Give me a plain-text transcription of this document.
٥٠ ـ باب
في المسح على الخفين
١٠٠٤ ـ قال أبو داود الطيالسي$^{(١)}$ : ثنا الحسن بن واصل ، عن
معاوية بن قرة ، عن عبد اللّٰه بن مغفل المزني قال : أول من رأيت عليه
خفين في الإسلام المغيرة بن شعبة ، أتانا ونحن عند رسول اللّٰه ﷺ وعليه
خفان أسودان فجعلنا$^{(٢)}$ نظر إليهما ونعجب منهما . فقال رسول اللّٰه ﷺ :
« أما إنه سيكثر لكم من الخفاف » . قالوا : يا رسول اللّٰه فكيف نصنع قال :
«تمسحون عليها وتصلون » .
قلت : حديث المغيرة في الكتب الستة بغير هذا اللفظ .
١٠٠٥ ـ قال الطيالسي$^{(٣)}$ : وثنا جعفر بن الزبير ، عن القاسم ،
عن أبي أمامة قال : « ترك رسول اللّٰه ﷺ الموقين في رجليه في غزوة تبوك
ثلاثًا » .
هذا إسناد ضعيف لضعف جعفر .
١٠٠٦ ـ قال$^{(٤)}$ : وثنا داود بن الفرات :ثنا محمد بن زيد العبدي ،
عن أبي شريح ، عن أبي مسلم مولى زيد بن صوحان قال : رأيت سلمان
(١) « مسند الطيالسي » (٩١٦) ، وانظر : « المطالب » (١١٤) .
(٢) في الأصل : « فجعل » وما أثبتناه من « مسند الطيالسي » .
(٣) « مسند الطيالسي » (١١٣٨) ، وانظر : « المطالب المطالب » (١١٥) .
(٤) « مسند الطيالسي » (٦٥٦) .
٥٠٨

——————

*Directions for this task*. Write down every line of the data exactly as it appears above.

*Result of this task*.
Give me a plain-text transcription of this document.
٥٠ ـ باب
في المسح على الخفين
١٠٠٤ ـ قال أبو داود الطيالسي$^{(١)}$ : ثنا الحسن بن واصل ، عن
معاوية بن قرة ، عن عبد اللّٰه بن مغفل المزني قال : أول من رأيت عليه
خفين في الإسلام المغيرة بن شعبة ، أتانا ونحن عند رسول اللّٰه ﷺ وعليه
خفان أسودان فجعلنا$^{(٢)}$ نظر إليهما ونعجب منهما . فقال رسول اللّٰه ﷺ :
« أما إنه سيكثر لكم من الخفاف » . قالوا : يا رسول اللّٰه فكيف نصنع قال :
«تمسحون عليها وتصلون » .
قلت : حديث المغيرة في الكتب الستة بغير هذا اللفظ .
١٠٠٥ ـ قال الطيالسي$^{(٣)}$ : وثنا جعفر بن الزبير ، عن القاسم ،
عن أبي أمامة قال : « ترك رسول اللّٰه ﷺ الموقين في رجليه في غزوة تبوك
ثلاثًا » .
هذا إسناد ضعيف لضعف جعفر .
١٠٠٦ ـ قال$^{(٤)}$ : وثنا داود بن الفرات :ثنا محمد بن زيد العبدي ،
عن أبي شريح ، عن أبي مسلم مولى زيد بن صوحان قال : رأيت سلمان
(١) « مسند الطيالسي » (٩١٦) ، وانظر : « المطالب » (١١٤) .
(٢) في الأصل : « فجعل » وما أثبتناه من « مسند الطيالسي » .
(٣) « مسند الطيالسي » (١١٣٨) ، وانظر : « المطالب المطالب » (١١٥) .
(٤) « مسند الطيالسي » (٦٥٦) .
٥٠٨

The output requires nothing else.